(Saved data entries)
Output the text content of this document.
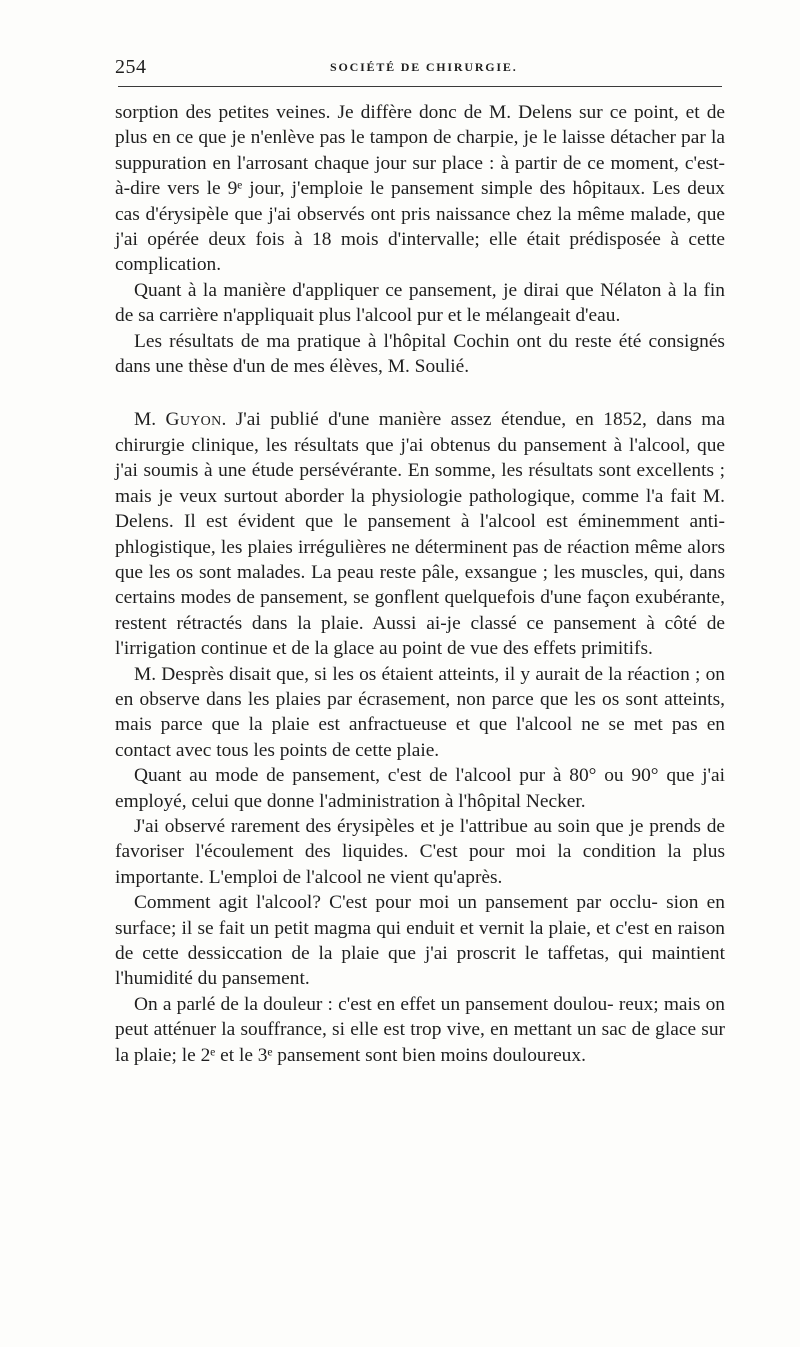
254	SOCIÉTÉ DE CHIRURGIE.

sorption des petites veines. Je diffère donc de M. Delens sur ce point, et de plus en ce que je n'enlève pas le tampon de charpie, je le laisse détacher par la suppuration en l'arrosant chaque jour sur place : à partir de ce moment, c'est-à-dire vers le 9ᵉ jour, j'emploie le pansement simple des hôpitaux. Les deux cas d'érysipèle que j'ai observés ont pris naissance chez la même malade, que j'ai opérée deux fois à 18 mois d'intervalle; elle était prédisposée à cette complication.

Quant à la manière d'appliquer ce pansement, je dirai que Nélaton à la fin de sa carrière n'appliquait plus l'alcool pur et le mélangeait d'eau.

Les résultats de ma pratique à l'hôpital Cochin ont du reste été consignés dans une thèse d'un de mes élèves, M. Soulié.

M. Guyon. J'ai publié d'une manière assez étendue, en 1852, dans ma chirurgie clinique, les résultats que j'ai obtenus du pansement à l'alcool, que j'ai soumis à une étude persévérante. En somme, les résultats sont excellents ; mais je veux surtout aborder la physiologie pathologique, comme l'a fait M. Delens. Il est évident que le pansement à l'alcool est éminemment anti- phlogistique, les plaies irrégulières ne déterminent pas de réaction même alors que les os sont malades. La peau reste pâle, exsangue ; les muscles, qui, dans certains modes de pansement, se gonflent quelquefois d'une façon exubérante, restent rétractés dans la plaie. Aussi ai-je classé ce pansement à côté de l'irrigation continue et de la glace au point de vue des effets primitifs.

M. Desprès disait que, si les os étaient atteints, il y aurait de la réaction ; on en observe dans les plaies par écrasement, non parce que les os sont atteints, mais parce que la plaie est anfractueuse et que l'alcool ne se met pas en contact avec tous les points de cette plaie.

Quant au mode de pansement, c'est de l'alcool pur à 80° ou 90° que j'ai employé, celui que donne l'administration à l'hôpital Necker.

J'ai observé rarement des érysipèles et je l'attribue au soin que je prends de favoriser l'écoulement des liquides. C'est pour moi la condition la plus importante. L'emploi de l'alcool ne vient qu'après.

Comment agit l'alcool? C'est pour moi un pansement par occlu- sion en surface; il se fait un petit magma qui enduit et vernit la plaie, et c'est en raison de cette dessiccation de la plaie que j'ai proscrit le taffetas, qui maintient l'humidité du pansement.

On a parlé de la douleur : c'est en effet un pansement doulou- reux; mais on peut atténuer la souffrance, si elle est trop vive, en mettant un sac de glace sur la plaie; le 2ᵉ et le 3ᵉ pansement sont bien moins douloureux.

▶ Goal: None of the pictures should appear; repeat the records exactly otherwise.

▶ Complete answer:
Output the text content of this document.
254	SOCIÉTÉ DE CHIRURGIE.

sorption des petites veines. Je diffère donc de M. Delens sur ce point, et de plus en ce que je n'enlève pas le tampon de charpie, je le laisse détacher par la suppuration en l'arrosant chaque jour sur place : à partir de ce moment, c'est-à-dire vers le 9ᵉ jour, j'emploie le pansement simple des hôpitaux. Les deux cas d'érysipèle que j'ai observés ont pris naissance chez la même malade, que j'ai opérée deux fois à 18 mois d'intervalle; elle était prédisposée à cette complication.

Quant à la manière d'appliquer ce pansement, je dirai que Nélaton à la fin de sa carrière n'appliquait plus l'alcool pur et le mélangeait d'eau.

Les résultats de ma pratique à l'hôpital Cochin ont du reste été consignés dans une thèse d'un de mes élèves, M. Soulié.

M. Guyon. J'ai publié d'une manière assez étendue, en 1852, dans ma chirurgie clinique, les résultats que j'ai obtenus du pansement à l'alcool, que j'ai soumis à une étude persévérante. En somme, les résultats sont excellents ; mais je veux surtout aborder la physiologie pathologique, comme l'a fait M. Delens. Il est évident que le pansement à l'alcool est éminemment anti- phlogistique, les plaies irrégulières ne déterminent pas de réaction même alors que les os sont malades. La peau reste pâle, exsangue ; les muscles, qui, dans certains modes de pansement, se gonflent quelquefois d'une façon exubérante, restent rétractés dans la plaie. Aussi ai-je classé ce pansement à côté de l'irrigation continue et de la glace au point de vue des effets primitifs.

M. Desprès disait que, si les os étaient atteints, il y aurait de la réaction ; on en observe dans les plaies par écrasement, non parce que les os sont atteints, mais parce que la plaie est anfractueuse et que l'alcool ne se met pas en contact avec tous les points de cette plaie.

Quant au mode de pansement, c'est de l'alcool pur à 80° ou 90° que j'ai employé, celui que donne l'administration à l'hôpital Necker.

J'ai observé rarement des érysipèles et je l'attribue au soin que je prends de favoriser l'écoulement des liquides. C'est pour moi la condition la plus importante. L'emploi de l'alcool ne vient qu'après.

Comment agit l'alcool? C'est pour moi un pansement par occlu- sion en surface; il se fait un petit magma qui enduit et vernit la plaie, et c'est en raison de cette dessiccation de la plaie que j'ai proscrit le taffetas, qui maintient l'humidité du pansement.

On a parlé de la douleur : c'est en effet un pansement doulou- reux; mais on peut atténuer la souffrance, si elle est trop vive, en mettant un sac de glace sur la plaie; le 2ᵉ et le 3ᵉ pansement sont bien moins douloureux.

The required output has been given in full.